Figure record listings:
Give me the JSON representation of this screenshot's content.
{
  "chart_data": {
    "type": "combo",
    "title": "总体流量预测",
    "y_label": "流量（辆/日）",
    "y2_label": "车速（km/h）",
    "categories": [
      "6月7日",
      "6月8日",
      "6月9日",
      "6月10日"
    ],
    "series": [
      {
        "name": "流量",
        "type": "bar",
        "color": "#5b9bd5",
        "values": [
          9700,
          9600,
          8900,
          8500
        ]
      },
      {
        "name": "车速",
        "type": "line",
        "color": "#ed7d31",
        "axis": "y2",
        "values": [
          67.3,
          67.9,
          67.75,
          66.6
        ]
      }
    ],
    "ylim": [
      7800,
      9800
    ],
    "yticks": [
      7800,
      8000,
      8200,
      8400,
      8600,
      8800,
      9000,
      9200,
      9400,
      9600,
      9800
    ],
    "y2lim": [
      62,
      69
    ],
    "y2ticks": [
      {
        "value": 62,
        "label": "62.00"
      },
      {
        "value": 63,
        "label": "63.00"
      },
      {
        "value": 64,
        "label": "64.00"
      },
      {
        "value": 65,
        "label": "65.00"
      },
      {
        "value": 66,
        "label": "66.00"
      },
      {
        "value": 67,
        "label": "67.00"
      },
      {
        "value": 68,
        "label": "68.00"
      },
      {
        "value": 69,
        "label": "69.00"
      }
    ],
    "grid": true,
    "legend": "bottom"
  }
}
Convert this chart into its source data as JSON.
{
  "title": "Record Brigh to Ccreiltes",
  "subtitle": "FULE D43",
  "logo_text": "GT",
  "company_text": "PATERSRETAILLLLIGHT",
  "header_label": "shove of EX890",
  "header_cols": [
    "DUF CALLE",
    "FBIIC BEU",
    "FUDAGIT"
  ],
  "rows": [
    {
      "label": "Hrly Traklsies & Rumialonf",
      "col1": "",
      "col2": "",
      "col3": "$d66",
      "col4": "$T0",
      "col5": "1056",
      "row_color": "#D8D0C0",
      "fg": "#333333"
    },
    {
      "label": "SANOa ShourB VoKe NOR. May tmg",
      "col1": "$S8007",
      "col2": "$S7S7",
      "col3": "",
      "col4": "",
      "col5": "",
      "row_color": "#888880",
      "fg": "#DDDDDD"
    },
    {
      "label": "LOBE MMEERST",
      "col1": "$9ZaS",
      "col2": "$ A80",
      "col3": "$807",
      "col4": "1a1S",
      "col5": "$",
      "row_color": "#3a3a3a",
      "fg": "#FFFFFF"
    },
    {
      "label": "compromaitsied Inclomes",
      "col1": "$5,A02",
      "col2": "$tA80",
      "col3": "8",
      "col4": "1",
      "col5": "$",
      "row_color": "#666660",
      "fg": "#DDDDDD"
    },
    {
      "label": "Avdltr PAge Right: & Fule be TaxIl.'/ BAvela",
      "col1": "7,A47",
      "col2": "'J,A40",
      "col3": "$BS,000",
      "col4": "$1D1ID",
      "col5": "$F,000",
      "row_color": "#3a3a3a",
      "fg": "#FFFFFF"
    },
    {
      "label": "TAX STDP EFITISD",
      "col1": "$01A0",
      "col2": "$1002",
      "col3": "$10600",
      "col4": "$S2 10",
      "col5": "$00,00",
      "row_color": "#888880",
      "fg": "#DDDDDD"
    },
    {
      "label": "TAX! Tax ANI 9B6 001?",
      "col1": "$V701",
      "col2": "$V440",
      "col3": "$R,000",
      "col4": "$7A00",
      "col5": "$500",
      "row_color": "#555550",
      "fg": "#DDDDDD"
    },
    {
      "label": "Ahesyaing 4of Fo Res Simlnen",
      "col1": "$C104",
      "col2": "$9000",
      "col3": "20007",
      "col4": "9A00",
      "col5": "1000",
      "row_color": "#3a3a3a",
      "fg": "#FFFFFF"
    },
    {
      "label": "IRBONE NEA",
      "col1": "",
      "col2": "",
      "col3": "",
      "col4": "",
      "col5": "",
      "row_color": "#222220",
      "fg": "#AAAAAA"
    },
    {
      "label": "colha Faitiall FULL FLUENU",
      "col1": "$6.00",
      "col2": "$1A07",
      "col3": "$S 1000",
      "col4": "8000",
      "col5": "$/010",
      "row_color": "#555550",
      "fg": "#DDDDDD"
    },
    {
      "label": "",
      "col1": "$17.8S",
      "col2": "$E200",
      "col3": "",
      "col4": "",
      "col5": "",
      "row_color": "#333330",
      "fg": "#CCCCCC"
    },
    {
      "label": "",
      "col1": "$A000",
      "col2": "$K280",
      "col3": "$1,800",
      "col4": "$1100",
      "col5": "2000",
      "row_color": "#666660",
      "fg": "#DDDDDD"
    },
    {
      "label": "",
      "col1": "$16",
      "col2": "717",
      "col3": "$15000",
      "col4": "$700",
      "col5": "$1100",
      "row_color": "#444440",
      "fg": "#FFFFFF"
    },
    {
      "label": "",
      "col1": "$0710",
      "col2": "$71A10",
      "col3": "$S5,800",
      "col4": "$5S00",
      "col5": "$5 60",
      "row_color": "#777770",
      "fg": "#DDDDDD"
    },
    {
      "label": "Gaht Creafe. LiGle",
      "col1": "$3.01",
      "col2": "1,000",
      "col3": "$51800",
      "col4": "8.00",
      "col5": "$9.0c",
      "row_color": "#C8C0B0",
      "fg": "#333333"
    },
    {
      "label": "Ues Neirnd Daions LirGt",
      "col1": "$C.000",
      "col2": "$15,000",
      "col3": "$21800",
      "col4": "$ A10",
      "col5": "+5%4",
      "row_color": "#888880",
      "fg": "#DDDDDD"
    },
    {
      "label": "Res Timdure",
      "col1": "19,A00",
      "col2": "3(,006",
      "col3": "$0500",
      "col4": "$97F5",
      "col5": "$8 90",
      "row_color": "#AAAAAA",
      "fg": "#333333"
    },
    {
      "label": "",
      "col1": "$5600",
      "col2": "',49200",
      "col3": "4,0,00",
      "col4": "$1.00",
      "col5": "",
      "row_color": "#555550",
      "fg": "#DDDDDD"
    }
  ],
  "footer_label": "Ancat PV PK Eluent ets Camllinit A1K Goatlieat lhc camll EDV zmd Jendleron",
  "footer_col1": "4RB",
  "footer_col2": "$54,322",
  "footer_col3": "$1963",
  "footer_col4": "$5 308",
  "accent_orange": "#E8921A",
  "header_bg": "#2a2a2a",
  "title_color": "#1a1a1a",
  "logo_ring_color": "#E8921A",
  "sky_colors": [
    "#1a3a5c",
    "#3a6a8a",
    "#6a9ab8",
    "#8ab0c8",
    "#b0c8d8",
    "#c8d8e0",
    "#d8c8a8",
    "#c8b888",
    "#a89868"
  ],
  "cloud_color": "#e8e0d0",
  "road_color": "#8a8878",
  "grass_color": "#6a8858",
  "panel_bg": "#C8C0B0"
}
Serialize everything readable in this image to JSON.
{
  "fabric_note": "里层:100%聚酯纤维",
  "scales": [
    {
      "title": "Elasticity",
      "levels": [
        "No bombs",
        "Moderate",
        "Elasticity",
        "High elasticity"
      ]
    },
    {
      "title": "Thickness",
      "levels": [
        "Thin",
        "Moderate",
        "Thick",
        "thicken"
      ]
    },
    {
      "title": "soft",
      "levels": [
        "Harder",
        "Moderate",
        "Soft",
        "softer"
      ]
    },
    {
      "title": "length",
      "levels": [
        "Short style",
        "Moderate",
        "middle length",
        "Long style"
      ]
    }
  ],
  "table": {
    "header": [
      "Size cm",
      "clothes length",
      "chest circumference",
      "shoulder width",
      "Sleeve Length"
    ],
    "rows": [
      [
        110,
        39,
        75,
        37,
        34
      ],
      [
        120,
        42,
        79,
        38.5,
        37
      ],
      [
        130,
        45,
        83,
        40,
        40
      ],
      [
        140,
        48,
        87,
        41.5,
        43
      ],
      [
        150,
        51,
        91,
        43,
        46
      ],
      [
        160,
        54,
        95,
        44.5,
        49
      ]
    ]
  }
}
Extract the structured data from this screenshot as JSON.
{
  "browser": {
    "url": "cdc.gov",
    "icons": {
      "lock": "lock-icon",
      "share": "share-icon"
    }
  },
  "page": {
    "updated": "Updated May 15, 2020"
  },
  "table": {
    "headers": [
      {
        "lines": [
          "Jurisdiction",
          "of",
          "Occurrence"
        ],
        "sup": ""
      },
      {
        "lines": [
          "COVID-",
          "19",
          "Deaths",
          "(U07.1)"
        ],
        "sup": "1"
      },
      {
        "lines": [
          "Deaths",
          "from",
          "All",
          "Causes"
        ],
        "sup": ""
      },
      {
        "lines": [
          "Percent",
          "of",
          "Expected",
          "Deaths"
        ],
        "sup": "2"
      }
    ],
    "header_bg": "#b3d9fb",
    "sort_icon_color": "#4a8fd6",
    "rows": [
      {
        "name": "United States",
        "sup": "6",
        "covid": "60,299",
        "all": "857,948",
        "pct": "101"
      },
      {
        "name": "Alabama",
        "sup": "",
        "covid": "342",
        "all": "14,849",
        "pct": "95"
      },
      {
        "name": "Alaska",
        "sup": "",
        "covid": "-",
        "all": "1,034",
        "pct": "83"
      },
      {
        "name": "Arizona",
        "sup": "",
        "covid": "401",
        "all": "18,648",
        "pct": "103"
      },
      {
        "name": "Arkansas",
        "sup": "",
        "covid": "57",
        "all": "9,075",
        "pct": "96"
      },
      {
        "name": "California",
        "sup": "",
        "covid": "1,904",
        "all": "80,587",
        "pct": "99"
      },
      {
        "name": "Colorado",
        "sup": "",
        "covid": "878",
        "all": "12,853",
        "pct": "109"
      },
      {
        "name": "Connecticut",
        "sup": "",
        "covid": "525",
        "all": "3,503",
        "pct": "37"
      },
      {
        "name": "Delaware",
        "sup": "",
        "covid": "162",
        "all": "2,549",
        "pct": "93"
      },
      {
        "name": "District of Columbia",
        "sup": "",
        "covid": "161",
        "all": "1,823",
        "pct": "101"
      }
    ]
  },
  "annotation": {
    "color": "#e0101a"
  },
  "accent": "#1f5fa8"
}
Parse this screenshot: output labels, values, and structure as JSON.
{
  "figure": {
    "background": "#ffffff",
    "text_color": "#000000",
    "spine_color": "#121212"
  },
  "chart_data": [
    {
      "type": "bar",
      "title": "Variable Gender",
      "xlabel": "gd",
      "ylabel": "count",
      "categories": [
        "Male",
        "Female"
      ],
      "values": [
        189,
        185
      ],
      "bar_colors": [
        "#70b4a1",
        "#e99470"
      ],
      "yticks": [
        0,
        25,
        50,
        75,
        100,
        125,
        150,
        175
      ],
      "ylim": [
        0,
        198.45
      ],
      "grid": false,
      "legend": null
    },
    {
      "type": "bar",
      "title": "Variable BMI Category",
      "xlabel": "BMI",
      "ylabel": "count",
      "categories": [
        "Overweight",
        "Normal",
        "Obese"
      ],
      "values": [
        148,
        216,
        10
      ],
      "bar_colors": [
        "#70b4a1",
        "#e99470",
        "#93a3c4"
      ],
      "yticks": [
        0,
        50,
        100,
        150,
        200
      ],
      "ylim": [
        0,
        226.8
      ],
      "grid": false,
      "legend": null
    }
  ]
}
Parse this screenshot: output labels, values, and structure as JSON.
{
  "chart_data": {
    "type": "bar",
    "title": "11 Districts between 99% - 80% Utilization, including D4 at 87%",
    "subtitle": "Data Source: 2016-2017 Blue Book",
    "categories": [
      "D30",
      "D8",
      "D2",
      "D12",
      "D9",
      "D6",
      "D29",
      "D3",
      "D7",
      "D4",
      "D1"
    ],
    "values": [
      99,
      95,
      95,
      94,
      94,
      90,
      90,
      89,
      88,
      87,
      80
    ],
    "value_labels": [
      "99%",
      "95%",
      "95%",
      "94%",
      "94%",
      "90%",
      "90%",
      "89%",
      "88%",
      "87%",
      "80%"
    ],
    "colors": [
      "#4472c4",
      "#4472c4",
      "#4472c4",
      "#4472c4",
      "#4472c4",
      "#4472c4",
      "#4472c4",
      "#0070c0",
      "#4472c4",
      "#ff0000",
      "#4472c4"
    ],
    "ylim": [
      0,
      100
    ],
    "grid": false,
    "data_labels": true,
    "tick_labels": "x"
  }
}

_Work to complete_: Filter the listing for the word "Variable" and copy every line that holds it.

_Completed exercise_:
      "title": "Variable Gender",
      "title": "Variable BMI Category",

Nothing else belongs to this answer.